» Directive
Set down the whole listing verbatim.

» Dataset extract
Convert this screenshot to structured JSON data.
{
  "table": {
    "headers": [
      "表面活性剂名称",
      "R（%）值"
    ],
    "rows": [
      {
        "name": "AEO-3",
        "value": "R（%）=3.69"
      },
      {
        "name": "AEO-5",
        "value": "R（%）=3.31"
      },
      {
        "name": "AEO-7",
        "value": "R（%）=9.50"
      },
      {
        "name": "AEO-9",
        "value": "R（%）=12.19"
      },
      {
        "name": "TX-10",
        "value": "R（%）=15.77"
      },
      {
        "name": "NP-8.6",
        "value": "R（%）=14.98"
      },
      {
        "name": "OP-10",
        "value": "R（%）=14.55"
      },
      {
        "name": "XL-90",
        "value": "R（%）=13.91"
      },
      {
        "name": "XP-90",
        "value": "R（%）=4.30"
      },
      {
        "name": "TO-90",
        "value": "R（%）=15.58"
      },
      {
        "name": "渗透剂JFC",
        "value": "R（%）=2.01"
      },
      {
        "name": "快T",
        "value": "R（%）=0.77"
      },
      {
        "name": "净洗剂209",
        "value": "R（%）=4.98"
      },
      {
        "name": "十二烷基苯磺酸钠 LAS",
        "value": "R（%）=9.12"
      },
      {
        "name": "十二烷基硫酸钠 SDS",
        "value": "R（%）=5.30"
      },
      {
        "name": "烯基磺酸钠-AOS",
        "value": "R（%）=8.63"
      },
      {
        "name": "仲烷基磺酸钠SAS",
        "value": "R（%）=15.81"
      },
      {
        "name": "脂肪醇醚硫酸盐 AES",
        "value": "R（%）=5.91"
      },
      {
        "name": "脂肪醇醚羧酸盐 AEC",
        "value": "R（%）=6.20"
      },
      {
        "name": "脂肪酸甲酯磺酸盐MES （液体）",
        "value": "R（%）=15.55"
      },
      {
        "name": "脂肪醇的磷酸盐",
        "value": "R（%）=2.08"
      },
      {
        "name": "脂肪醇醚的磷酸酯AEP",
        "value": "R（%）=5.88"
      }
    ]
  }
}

» Exercise answer
Convert this screenshot to structured JSON data.
{
  "table": {
    "headers": [
      "表面活性剂名称",
      "R（%）值"
    ],
    "rows": [
      {
        "name": "AEO-3",
        "value": "R（%）=3.69"
      },
      {
        "name": "AEO-5",
        "value": "R（%）=3.31"
      },
      {
        "name": "AEO-7",
        "value": "R（%）=9.50"
      },
      {
        "name": "AEO-9",
        "value": "R（%）=12.19"
      },
      {
        "name": "TX-10",
        "value": "R（%）=15.77"
      },
      {
        "name": "NP-8.6",
        "value": "R（%）=14.98"
      },
      {
        "name": "OP-10",
        "value": "R（%）=14.55"
      },
      {
        "name": "XL-90",
        "value": "R（%）=13.91"
      },
      {
        "name": "XP-90",
        "value": "R（%）=4.30"
      },
      {
        "name": "TO-90",
        "value": "R（%）=15.58"
      },
      {
        "name": "渗透剂JFC",
        "value": "R（%）=2.01"
      },
      {
        "name": "快T",
        "value": "R（%）=0.77"
      },
      {
        "name": "净洗剂209",
        "value": "R（%）=4.98"
      },
      {
        "name": "十二烷基苯磺酸钠 LAS",
        "value": "R（%）=9.12"
      },
      {
        "name": "十二烷基硫酸钠 SDS",
        "value": "R（%）=5.30"
      },
      {
        "name": "烯基磺酸钠-AOS",
        "value": "R（%）=8.63"
      },
      {
        "name": "仲烷基磺酸钠SAS",
        "value": "R（%）=15.81"
      },
      {
        "name": "脂肪醇醚硫酸盐 AES",
        "value": "R（%）=5.91"
      },
      {
        "name": "脂肪醇醚羧酸盐 AEC",
        "value": "R（%）=6.20"
      },
      {
        "name": "脂肪酸甲酯磺酸盐MES （液体）",
        "value": "R（%）=15.55"
      },
      {
        "name": "脂肪醇的磷酸盐",
        "value": "R（%）=2.08"
      },
      {
        "name": "脂肪醇醚的磷酸酯AEP",
        "value": "R（%）=5.88"
      }
    ]
  }
}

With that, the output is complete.